* **Data listing**
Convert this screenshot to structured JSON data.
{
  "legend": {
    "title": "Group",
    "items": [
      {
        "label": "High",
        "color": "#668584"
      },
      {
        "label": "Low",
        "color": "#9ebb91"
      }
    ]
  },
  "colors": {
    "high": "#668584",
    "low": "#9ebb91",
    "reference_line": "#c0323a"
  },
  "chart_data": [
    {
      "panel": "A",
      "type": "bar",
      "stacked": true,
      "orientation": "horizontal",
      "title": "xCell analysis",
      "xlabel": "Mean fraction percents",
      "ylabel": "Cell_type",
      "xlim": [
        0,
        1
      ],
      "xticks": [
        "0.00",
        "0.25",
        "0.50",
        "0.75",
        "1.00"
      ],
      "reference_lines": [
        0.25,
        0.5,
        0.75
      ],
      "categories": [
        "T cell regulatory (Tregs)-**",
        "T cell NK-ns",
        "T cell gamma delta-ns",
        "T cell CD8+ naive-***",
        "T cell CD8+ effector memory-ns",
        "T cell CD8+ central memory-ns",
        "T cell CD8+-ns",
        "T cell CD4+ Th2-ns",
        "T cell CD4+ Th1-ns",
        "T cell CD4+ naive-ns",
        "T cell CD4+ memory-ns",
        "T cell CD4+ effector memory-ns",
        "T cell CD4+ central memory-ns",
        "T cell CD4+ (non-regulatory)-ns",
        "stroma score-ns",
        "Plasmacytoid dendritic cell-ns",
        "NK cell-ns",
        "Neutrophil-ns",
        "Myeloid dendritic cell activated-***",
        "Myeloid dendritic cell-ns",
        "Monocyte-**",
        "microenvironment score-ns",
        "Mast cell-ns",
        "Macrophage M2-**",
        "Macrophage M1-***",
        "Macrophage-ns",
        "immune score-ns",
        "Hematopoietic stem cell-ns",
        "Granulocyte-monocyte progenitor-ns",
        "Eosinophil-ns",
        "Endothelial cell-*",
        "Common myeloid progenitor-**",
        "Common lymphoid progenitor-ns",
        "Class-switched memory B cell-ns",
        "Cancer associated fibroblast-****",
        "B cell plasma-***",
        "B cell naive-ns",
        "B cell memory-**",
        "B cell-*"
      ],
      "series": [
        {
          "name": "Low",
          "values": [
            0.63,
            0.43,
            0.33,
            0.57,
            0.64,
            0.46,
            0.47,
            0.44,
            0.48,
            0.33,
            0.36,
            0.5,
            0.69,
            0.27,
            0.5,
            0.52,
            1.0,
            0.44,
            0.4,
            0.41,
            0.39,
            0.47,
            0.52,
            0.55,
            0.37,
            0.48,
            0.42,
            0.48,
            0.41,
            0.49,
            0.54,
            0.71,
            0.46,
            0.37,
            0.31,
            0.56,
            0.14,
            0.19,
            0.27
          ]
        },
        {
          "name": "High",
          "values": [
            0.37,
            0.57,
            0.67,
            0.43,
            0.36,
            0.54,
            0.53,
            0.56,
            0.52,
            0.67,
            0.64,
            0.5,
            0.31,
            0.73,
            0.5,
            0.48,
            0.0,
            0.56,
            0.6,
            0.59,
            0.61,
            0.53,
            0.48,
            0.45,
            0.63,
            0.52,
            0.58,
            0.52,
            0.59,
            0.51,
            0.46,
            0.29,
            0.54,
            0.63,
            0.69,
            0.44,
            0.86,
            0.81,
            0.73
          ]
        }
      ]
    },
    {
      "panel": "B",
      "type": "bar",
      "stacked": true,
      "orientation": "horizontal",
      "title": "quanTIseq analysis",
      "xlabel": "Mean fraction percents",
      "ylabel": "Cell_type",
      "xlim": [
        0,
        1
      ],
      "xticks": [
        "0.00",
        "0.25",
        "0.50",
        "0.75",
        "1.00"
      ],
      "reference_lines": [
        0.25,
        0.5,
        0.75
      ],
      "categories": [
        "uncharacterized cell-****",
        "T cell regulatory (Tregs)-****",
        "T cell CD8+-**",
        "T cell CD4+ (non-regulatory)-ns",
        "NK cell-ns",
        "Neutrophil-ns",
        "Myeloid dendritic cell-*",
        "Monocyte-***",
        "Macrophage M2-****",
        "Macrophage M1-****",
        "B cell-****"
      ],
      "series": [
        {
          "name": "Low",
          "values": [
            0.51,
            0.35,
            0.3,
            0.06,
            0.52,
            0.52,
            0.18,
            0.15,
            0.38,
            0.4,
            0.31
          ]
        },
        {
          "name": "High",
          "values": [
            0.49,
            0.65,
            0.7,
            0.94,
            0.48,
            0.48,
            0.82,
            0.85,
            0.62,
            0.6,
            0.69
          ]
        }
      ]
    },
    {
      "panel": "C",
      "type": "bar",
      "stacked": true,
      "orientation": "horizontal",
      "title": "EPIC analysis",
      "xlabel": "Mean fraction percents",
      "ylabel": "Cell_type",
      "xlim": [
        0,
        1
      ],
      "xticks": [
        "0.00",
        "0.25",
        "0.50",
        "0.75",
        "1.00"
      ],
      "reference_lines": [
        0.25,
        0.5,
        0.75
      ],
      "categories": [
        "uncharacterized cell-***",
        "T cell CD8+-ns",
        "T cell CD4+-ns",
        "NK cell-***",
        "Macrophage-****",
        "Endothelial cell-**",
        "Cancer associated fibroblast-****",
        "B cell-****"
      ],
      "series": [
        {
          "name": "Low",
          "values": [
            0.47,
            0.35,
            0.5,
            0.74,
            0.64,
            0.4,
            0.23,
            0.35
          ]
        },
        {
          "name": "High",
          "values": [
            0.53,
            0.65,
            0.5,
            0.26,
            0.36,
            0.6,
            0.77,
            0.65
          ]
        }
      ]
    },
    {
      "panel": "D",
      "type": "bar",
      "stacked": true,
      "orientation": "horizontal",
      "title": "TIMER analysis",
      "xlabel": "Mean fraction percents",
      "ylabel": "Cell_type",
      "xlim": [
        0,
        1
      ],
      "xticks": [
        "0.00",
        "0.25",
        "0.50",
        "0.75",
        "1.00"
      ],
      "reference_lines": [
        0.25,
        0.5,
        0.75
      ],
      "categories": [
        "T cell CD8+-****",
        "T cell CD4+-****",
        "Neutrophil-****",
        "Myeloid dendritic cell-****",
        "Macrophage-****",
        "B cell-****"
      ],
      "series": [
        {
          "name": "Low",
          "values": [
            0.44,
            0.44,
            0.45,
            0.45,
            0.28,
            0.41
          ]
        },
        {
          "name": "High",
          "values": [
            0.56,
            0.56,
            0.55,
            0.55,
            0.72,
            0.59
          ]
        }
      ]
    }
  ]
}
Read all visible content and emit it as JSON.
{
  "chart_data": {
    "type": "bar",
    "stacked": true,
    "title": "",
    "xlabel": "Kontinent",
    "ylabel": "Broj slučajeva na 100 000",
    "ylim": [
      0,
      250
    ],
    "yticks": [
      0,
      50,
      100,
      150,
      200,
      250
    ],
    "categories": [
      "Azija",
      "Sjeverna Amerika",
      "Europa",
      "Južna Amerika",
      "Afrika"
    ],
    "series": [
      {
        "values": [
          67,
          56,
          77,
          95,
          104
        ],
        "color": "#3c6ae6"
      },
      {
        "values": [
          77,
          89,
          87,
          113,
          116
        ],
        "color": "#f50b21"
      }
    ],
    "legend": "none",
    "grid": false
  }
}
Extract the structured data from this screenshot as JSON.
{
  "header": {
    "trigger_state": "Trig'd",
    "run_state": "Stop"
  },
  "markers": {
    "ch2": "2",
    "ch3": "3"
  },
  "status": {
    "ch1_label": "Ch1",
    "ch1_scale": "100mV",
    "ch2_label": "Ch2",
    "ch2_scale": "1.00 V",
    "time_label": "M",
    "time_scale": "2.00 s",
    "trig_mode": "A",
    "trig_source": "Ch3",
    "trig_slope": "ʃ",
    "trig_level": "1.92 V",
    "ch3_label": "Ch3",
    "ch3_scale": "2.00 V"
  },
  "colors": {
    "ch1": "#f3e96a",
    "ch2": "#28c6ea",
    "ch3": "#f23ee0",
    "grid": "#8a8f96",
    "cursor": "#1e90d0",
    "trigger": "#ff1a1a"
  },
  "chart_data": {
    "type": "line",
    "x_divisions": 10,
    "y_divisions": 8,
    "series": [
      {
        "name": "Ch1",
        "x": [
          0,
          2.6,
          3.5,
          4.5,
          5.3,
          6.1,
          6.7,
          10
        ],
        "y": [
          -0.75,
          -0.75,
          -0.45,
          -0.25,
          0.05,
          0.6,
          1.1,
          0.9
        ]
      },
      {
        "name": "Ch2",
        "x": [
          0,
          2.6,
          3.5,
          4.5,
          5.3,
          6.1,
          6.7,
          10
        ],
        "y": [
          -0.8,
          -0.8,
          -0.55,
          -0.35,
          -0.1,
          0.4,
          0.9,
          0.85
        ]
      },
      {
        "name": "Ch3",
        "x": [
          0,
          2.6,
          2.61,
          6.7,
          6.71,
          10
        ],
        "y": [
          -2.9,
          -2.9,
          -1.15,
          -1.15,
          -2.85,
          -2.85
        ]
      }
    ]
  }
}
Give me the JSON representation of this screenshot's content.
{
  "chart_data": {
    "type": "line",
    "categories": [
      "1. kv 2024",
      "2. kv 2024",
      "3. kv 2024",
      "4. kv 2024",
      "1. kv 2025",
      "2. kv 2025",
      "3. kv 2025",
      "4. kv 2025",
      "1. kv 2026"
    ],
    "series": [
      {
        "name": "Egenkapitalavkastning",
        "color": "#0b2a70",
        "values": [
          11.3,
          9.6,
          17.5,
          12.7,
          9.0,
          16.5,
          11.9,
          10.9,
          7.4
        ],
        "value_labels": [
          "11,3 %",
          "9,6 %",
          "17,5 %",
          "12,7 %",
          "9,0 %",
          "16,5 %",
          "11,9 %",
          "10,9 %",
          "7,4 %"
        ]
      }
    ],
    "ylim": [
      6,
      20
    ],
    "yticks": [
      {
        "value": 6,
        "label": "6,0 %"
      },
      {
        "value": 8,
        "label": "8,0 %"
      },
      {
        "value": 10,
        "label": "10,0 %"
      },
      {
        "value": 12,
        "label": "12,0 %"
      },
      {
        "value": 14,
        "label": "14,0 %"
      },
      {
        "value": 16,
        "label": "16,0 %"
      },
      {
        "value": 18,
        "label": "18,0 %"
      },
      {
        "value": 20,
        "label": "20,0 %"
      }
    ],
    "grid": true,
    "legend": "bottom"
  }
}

* **Written instruction**
Everything from the line containing "Give me the" to the end of the data above should be quoted exactly, please, both ends included, and nothing outside that span.

* **Reply**
Give me the JSON representation of this screenshot's content.
{
  "chart_data": {
    "type": "line",
    "categories": [
      "1. kv 2024",
      "2. kv 2024",
      "3. kv 2024",
      "4. kv 2024",
      "1. kv 2025",
      "2. kv 2025",
      "3. kv 2025",
      "4. kv 2025",
      "1. kv 2026"
    ],
    "series": [
      {
        "name": "Egenkapitalavkastning",
        "color": "#0b2a70",
        "values": [
          11.3,
          9.6,
          17.5,
          12.7,
          9.0,
          16.5,
          11.9,
          10.9,
          7.4
        ],
        "value_labels": [
          "11,3 %",
          "9,6 %",
          "17,5 %",
          "12,7 %",
          "9,0 %",
          "16,5 %",
          "11,9 %",
          "10,9 %",
          "7,4 %"
        ]
      }
    ],
    "ylim": [
      6,
      20
    ],
    "yticks": [
      {
        "value": 6,
        "label": "6,0 %"
      },
      {
        "value": 8,
        "label": "8,0 %"
      },
      {
        "value": 10,
        "label": "10,0 %"
      },
      {
        "value": 12,
        "label": "12,0 %"
      },
      {
        "value": 14,
        "label": "14,0 %"
      },
      {
        "value": 16,
        "label": "16,0 %"
      },
      {
        "value": 18,
        "label": "18,0 %"
      },
      {
        "value": 20,
        "label": "20,0 %"
      }
    ],
    "grid": true,
    "legend": "bottom"
  }
}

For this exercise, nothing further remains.